— BEGIN RECORD SET —

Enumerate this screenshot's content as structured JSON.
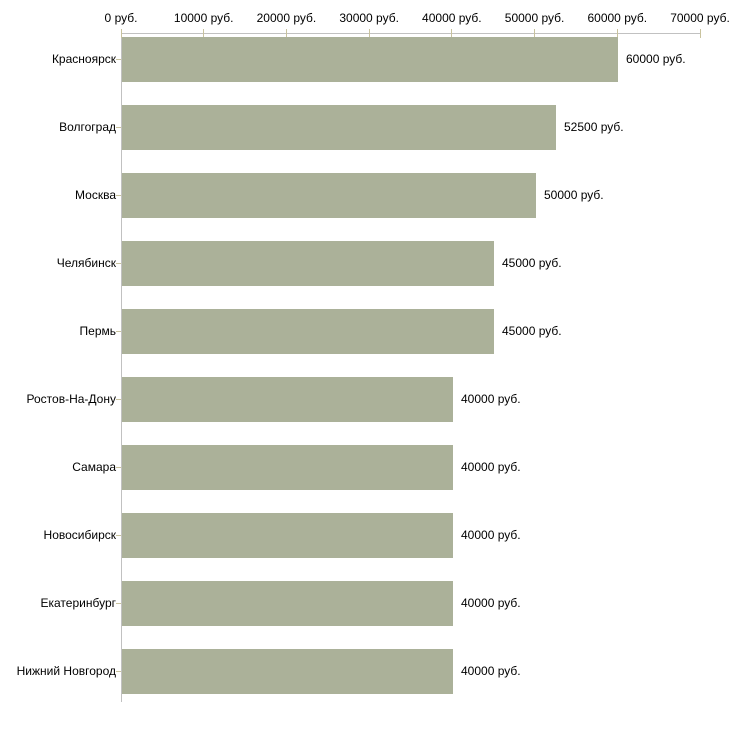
{
  "chart_data": {
    "type": "bar",
    "orientation": "horizontal",
    "title": "",
    "xlabel": "",
    "ylabel": "",
    "unit": "руб.",
    "xlim": [
      0,
      70000
    ],
    "grid": false,
    "legend": "none",
    "categories": [
      "Красноярск",
      "Волгоград",
      "Москва",
      "Челябинск",
      "Пермь",
      "Ростов-На-Дону",
      "Самара",
      "Новосибирск",
      "Екатеринбург",
      "Нижний Новгород"
    ],
    "values": [
      60000,
      52500,
      50000,
      45000,
      45000,
      40000,
      40000,
      40000,
      40000,
      40000
    ],
    "value_labels": [
      "60000 руб.",
      "52500 руб.",
      "50000 руб.",
      "45000 руб.",
      "45000 руб.",
      "40000 руб.",
      "40000 руб.",
      "40000 руб.",
      "40000 руб.",
      "40000 руб."
    ],
    "x_ticks": {
      "values": [
        0,
        10000,
        20000,
        30000,
        40000,
        50000,
        60000,
        70000
      ],
      "labels": [
        "0 руб.",
        "10000 руб.",
        "20000 руб.",
        "30000 руб.",
        "40000 руб.",
        "50000 руб.",
        "60000 руб.",
        "70000 руб."
      ]
    },
    "colors": {
      "bar": "#abb199",
      "axis_line": "#c1c1c1",
      "tick_mark": "#c9c39e",
      "text": "#000000",
      "background": "#ffffff"
    }
  }
}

— END RECORD SET —

# REQUIRED WORK:
Reproduce all of the data exactly; the pictures do not belong in the copy.

# RESPONSE:
Enumerate this screenshot's content as structured JSON.
{
  "chart_data": {
    "type": "bar",
    "orientation": "horizontal",
    "title": "",
    "xlabel": "",
    "ylabel": "",
    "unit": "руб.",
    "xlim": [
      0,
      70000
    ],
    "grid": false,
    "legend": "none",
    "categories": [
      "Красноярск",
      "Волгоград",
      "Москва",
      "Челябинск",
      "Пермь",
      "Ростов-На-Дону",
      "Самара",
      "Новосибирск",
      "Екатеринбург",
      "Нижний Новгород"
    ],
    "values": [
      60000,
      52500,
      50000,
      45000,
      45000,
      40000,
      40000,
      40000,
      40000,
      40000
    ],
    "value_labels": [
      "60000 руб.",
      "52500 руб.",
      "50000 руб.",
      "45000 руб.",
      "45000 руб.",
      "40000 руб.",
      "40000 руб.",
      "40000 руб.",
      "40000 руб.",
      "40000 руб."
    ],
    "x_ticks": {
      "values": [
        0,
        10000,
        20000,
        30000,
        40000,
        50000,
        60000,
        70000
      ],
      "labels": [
        "0 руб.",
        "10000 руб.",
        "20000 руб.",
        "30000 руб.",
        "40000 руб.",
        "50000 руб.",
        "60000 руб.",
        "70000 руб."
      ]
    },
    "colors": {
      "bar": "#abb199",
      "axis_line": "#c1c1c1",
      "tick_mark": "#c9c39e",
      "text": "#000000",
      "background": "#ffffff"
    }
  }
}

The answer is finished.